— Aim —
Extract the line that contains "Output the text content of this document." and every line after it through the end of the records below, exactly as written, leaving out any pictures.

[Entries from a dataset]

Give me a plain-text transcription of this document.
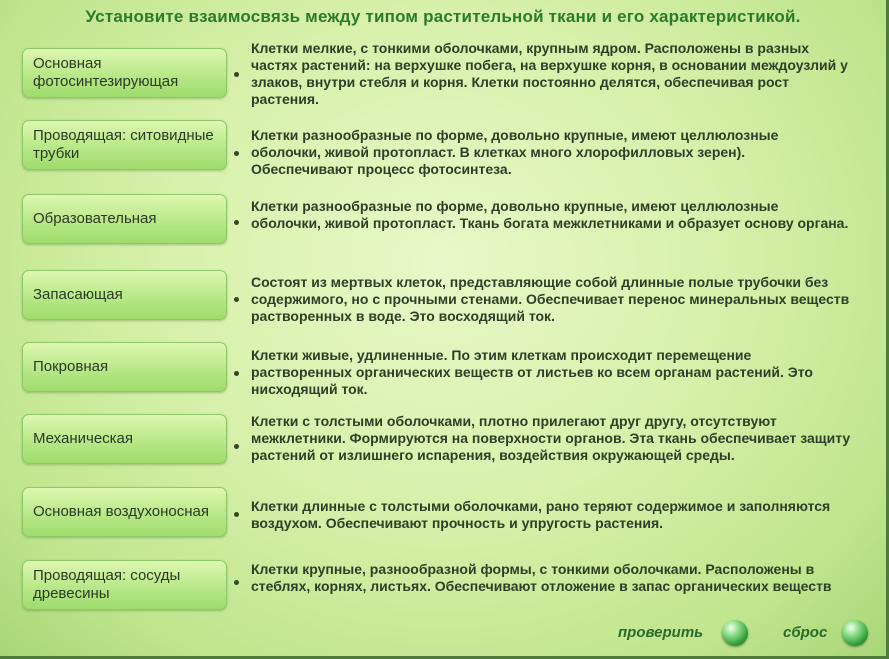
Установите взаимосвязь между типом растительной ткани и его характеристикой.
Основная фотосинтезирующая
Проводящая: ситовидные трубки
Образовательная
Запасающая
Покровная
Механическая
Основная воздухоносная
Проводящая: сосуды древесины
Клетки мелкие, с тонкими оболочками, крупным ядром. Расположены в разных частях растений: на верхушке побега, на верхушке корня, в основании междоузлий у злаков, внутри стебля и корня. Клетки постоянно делятся, обеспечивая рост растения.
Клетки разнообразные по форме, довольно крупные, имеют целлюлозные оболочки, живой протопласт. В клетках много хлорофилловых зерен). Обеспечивают процесс фотосинтеза.
Клетки разнообразные по форме, довольно крупные, имеют целлюлозные оболочки, живой протопласт. Ткань богата межклетниками и образует основу органа.
Состоят из мертвых клеток, представляющие собой длинные полые трубочки без содержимого, но с прочными стенами. Обеспечивает перенос минеральных веществ растворенных в воде. Это восходящий ток.
Клетки живые, удлиненные. По этим клеткам происходит перемещение растворенных органических веществ от листьев ко всем органам растений. Это нисходящий ток.
Клетки с толстыми оболочками, плотно прилегают друг другу, отсутствуют межклетники. Формируются на поверхности органов. Эта ткань обеспечивает защиту растений от излишнего испарения, воздействия окружающей среды.
Клетки длинные с толстыми оболочками, рано теряют содержимое и заполняются воздухом. Обеспечивают прочность и упругость растения.
Клетки крупные, разнообразной формы, с тонкими оболочками. Расположены в стеблях, корнях, листьях. Обеспечивают отложение в запас органических веществ
проверить	сброс
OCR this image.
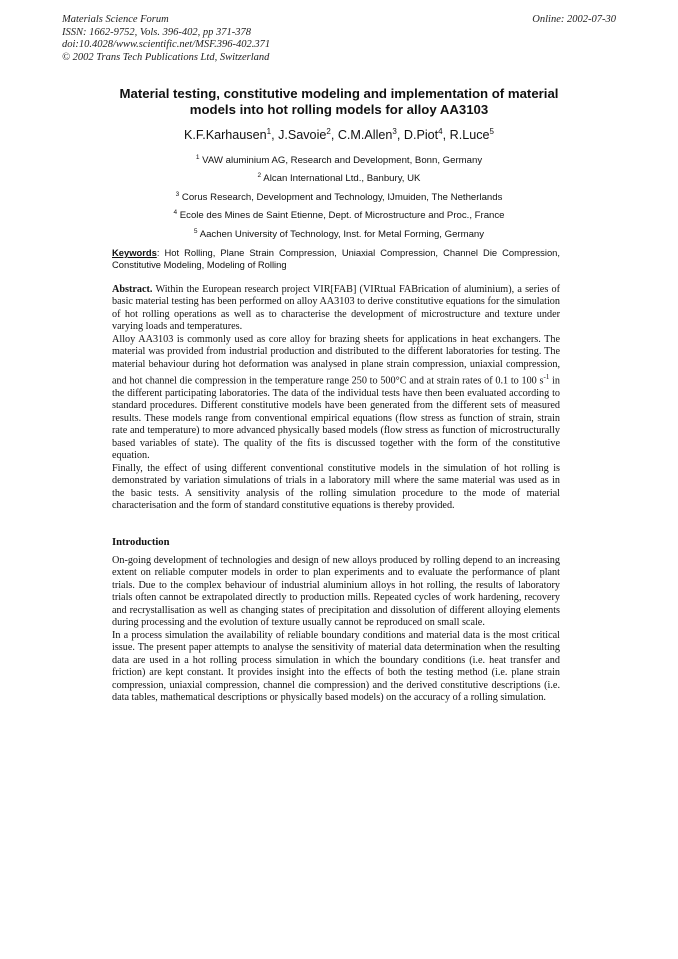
Materials Science Forum
ISSN: 1662-9752, Vols. 396-402, pp 371-378
doi:10.4028/www.scientific.net/MSF.396-402.371
© 2002 Trans Tech Publications Ltd, Switzerland
Online: 2002-07-30
Material testing, constitutive modeling and implementation of material
models into hot rolling models for alloy AA3103
K.F.Karhausen$^1$, J.Savoie$^2$, C.M.Allen$^3$, D.Piot$^4$, R.Luce$^5$
$^1$ VAW aluminium AG, Research and Development, Bonn, Germany
$^2$ Alcan International Ltd., Banbury, UK
$^3$ Corus Research, Development and Technology, IJmuiden, The Netherlands
$^4$ Ecole des Mines de Saint Etienne, Dept. of Microstructure and Proc., France
$^5$ Aachen University of Technology, Inst. for Metal Forming, Germany
Keywords: Hot Rolling, Plane Strain Compression, Uniaxial Compression, Channel Die Compression, Constitutive Modeling, Modeling of Rolling

Abstract. Within the European research project VIR[FAB] (VIRtual FABrication of aluminium), a series of basic material testing has been performed on alloy AA3103 to derive constitutive equations for the simulation of hot rolling operations as well as to characterise the development of microstructure and texture under varying loads and temperatures.

Alloy AA3103 is commonly used as core alloy for brazing sheets for applications in heat exchangers. The material was provided from industrial production and distributed to the different laboratories for testing. The material behaviour during hot deformation was analysed in plane strain compression, uniaxial compression, and hot channel die compression in the temperature range 250 to 500°C and at strain rates of 0.1 to 100 $s^{-1}$ in the different participating laboratories. The data of the individual tests have then been evaluated according to standard procedures. Different constitutive models have been generated from the different sets of measured results. These models range from conventional empirical equations (flow stress as function of strain, strain rate and temperature) to more advanced physically based models (flow stress as function of microstructurally based variables of state). The quality of the fits is discussed together with the form of the constitutive equation.

Finally, the effect of using different conventional constitutive models in the simulation of hot rolling is demonstrated by variation simulations of trials in a laboratory mill where the same material was used as in the basic tests. A sensitivity analysis of the rolling simulation procedure to the mode of material characterisation and the form of standard constitutive equations is thereby provided.

Introduction

On-going development of technologies and design of new alloys produced by rolling depend to an increasing extent on reliable computer models in order to plan experiments and to evaluate the performance of plant trials. Due to the complex behaviour of industrial aluminium alloys in hot rolling, the results of laboratory trials often cannot be extrapolated directly to production mills. Repeated cycles of work hardening, recovery and recrystallisation as well as changing states of precipitation and dissolution of different alloying elements during processing and the evolution of texture usually cannot be reproduced on small scale.

In a process simulation the availability of reliable boundary conditions and material data is the most critical issue. The present paper attempts to analyse the sensitivity of material data determination when the resulting data are used in a hot rolling process simulation in which the boundary conditions (i.e. heat transfer and friction) are kept constant. It provides insight into the effects of both the testing method (i.e. plane strain compression, uniaxial compression, channel die compression) and the derived constitutive descriptions (i.e. data tables, mathematical descriptions or physically based models) on the accuracy of a rolling simulation.
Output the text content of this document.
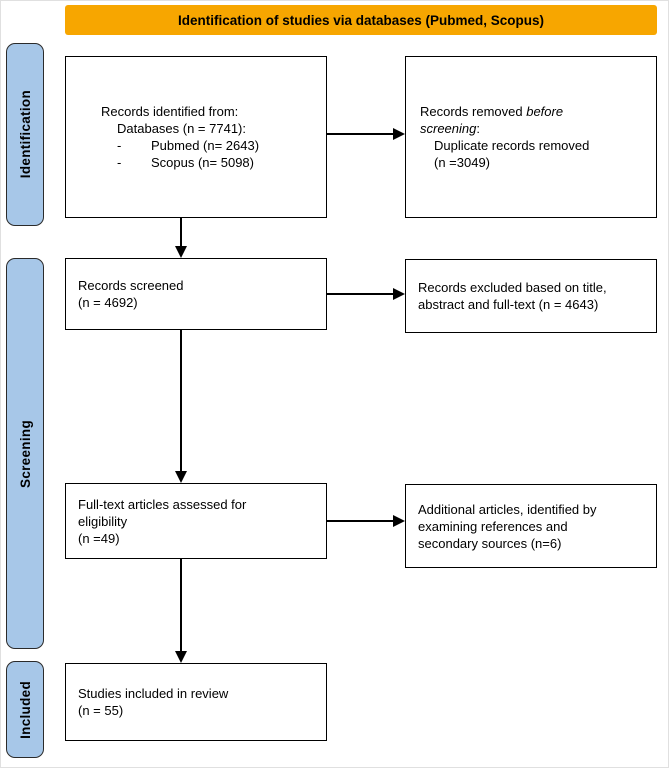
Identification of studies via databases (Pubmed, Scopus)
Identification
Screening
Included
Records identified from:
Databases (n = 7741):
-	Pubmed (n= 2643)
-	Scopus (n= 5098)
Records removed before
screening:
Duplicate records removed
(n =3049)
Records screened
(n = 4692)
Records excluded based on title,
abstract and full-text (n = 4643)
Full-text articles assessed for
eligibility
(n =49)
Additional articles, identified by
examining references and
secondary sources (n=6)
Studies included in review
(n = 55)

— Written response —
Output the text content of this document.
Identification of studies via databases (Pubmed, Scopus)
Identification
Screening
Included
Records identified from:
Databases (n = 7741):
-	Pubmed (n= 2643)
-	Scopus (n= 5098)
Records removed before
screening:
Duplicate records removed
(n =3049)
Records screened
(n = 4692)
Records excluded based on title,
abstract and full-text (n = 4643)
Full-text articles assessed for
eligibility
(n =49)
Additional articles, identified by
examining references and
secondary sources (n=6)
Studies included in review
(n = 55)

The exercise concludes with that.